## EXERCISE DETAILS:
Check each line of the records for "element"; collect those that have it.

## GIVEN RECORDS:
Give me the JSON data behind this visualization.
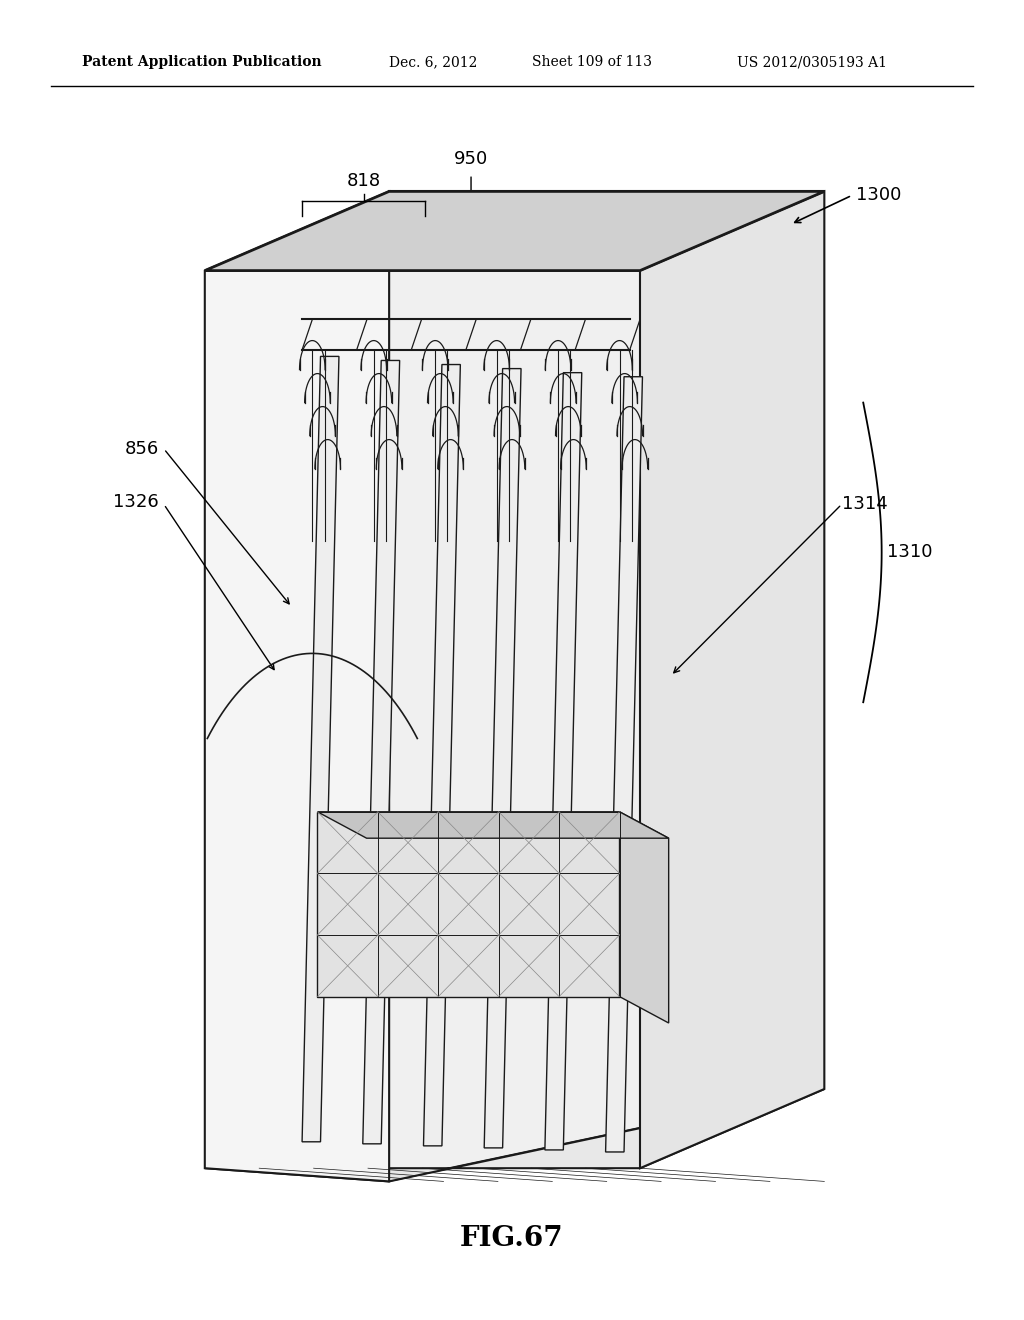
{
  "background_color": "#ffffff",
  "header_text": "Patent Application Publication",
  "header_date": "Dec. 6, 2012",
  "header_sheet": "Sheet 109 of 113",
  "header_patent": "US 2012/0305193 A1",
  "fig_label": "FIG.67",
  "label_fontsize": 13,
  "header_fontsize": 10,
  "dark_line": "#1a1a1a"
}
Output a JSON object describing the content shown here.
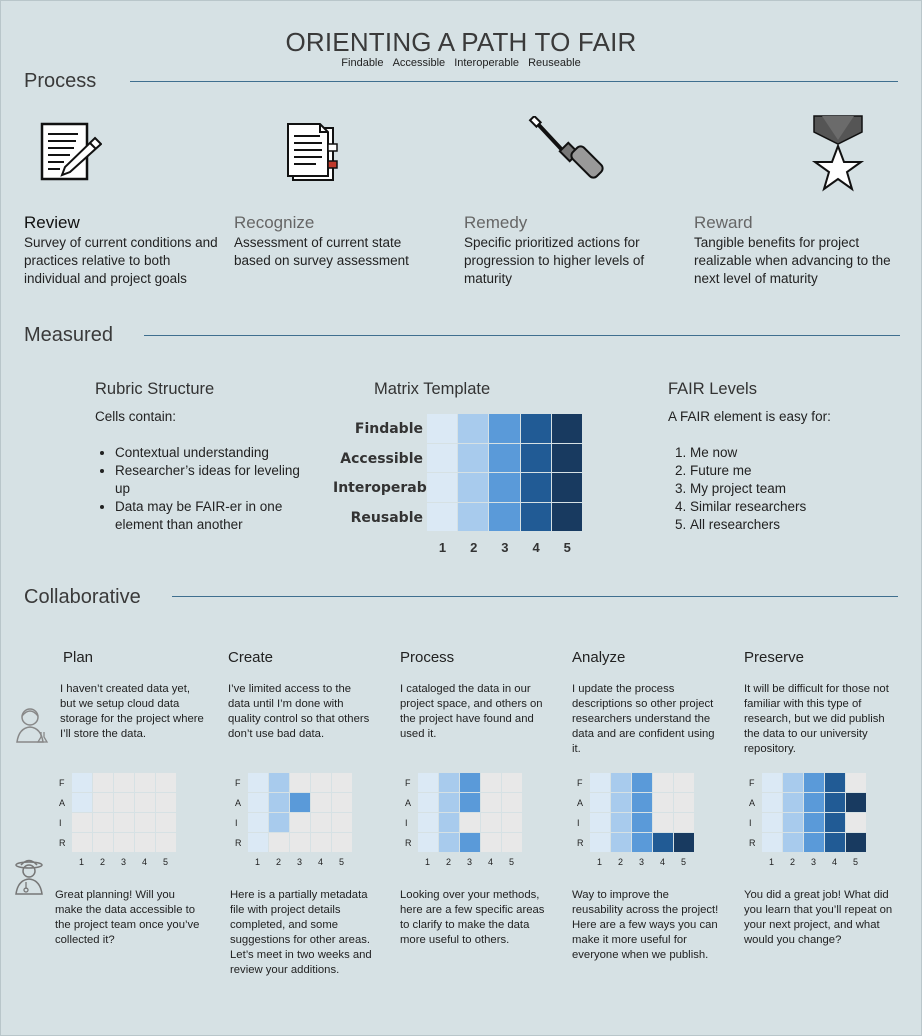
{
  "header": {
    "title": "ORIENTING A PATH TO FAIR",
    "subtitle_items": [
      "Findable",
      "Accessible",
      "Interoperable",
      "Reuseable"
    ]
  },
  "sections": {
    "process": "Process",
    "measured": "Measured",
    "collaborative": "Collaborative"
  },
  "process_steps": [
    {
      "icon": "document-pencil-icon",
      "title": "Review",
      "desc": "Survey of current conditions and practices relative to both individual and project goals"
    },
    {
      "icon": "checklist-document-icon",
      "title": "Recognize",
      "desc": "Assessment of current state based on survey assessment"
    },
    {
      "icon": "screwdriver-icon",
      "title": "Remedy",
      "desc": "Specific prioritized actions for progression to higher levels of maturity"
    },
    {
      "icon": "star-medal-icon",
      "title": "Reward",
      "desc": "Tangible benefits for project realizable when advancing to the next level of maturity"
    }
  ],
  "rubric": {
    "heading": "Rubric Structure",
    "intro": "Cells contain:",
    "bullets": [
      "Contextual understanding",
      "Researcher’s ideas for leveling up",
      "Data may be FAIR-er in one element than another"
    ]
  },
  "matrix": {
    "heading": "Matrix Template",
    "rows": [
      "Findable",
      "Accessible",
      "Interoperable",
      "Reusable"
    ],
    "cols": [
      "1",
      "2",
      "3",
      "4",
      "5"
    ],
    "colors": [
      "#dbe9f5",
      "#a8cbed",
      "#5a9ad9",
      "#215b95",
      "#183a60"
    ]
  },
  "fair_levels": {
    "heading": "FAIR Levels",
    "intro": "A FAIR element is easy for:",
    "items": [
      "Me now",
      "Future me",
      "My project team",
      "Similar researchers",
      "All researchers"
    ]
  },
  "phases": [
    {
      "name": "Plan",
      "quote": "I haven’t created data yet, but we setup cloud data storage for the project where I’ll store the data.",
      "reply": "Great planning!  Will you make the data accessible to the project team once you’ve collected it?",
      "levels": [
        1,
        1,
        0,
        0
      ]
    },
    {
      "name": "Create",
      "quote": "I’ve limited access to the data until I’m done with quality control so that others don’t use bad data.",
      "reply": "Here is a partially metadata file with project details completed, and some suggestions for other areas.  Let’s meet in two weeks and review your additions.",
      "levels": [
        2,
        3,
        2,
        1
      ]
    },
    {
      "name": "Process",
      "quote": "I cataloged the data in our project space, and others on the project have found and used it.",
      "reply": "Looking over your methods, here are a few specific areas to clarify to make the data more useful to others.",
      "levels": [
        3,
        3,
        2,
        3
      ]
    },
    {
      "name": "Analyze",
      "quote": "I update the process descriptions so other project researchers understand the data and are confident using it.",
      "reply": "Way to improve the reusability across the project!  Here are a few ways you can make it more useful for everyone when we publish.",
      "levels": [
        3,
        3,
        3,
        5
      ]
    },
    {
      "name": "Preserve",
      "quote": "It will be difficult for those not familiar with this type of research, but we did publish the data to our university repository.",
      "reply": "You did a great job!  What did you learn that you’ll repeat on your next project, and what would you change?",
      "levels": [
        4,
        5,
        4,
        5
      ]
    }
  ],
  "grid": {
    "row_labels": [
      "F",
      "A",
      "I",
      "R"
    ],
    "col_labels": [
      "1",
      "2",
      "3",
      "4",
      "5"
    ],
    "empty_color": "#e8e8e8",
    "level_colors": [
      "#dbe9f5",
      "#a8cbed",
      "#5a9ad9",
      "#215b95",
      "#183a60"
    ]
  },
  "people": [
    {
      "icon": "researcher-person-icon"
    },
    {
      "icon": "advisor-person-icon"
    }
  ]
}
--
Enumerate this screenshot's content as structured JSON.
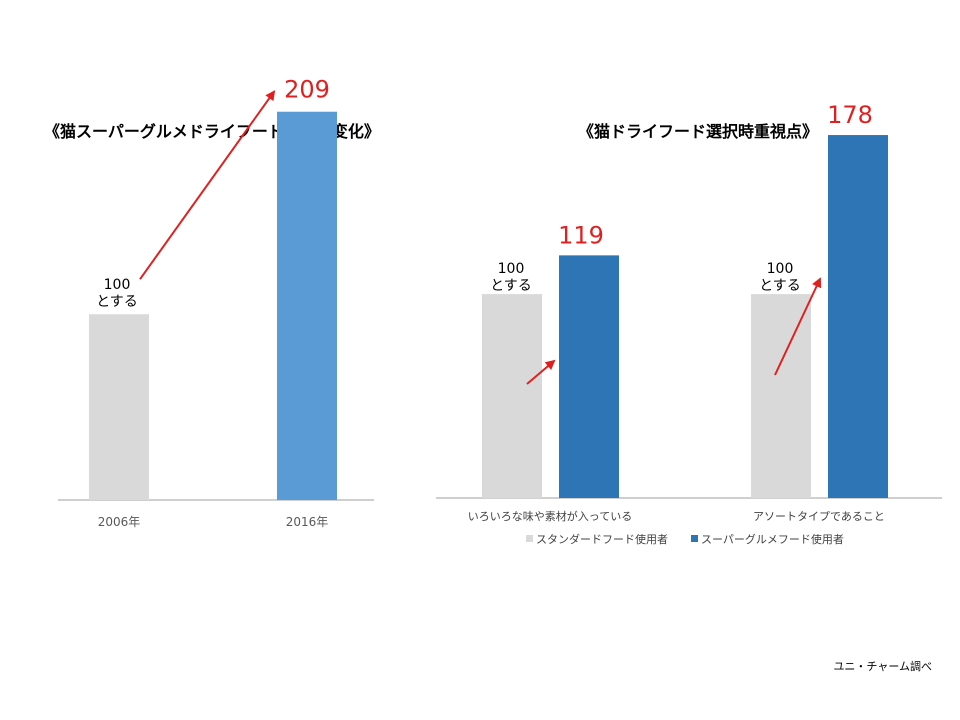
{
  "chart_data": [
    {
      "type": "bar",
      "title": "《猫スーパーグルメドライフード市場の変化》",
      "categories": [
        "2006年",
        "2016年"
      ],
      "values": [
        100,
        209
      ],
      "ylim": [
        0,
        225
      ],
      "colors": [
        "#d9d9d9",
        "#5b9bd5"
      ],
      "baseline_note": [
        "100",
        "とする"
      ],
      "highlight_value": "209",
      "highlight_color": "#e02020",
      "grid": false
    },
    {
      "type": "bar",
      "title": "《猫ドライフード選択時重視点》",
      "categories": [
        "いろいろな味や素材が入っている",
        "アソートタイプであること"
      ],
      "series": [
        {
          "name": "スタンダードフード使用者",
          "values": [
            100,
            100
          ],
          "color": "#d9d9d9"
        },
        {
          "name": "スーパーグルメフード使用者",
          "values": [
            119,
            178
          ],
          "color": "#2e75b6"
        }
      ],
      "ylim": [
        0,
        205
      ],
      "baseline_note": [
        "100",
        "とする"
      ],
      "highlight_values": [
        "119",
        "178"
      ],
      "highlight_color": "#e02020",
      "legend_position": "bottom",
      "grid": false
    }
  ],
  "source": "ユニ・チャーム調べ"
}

## RESPONSE TO THE EXERCISE:
      "Data may be FAIR-er in one element than another"
    "intro": "A FAIR element is easy for:",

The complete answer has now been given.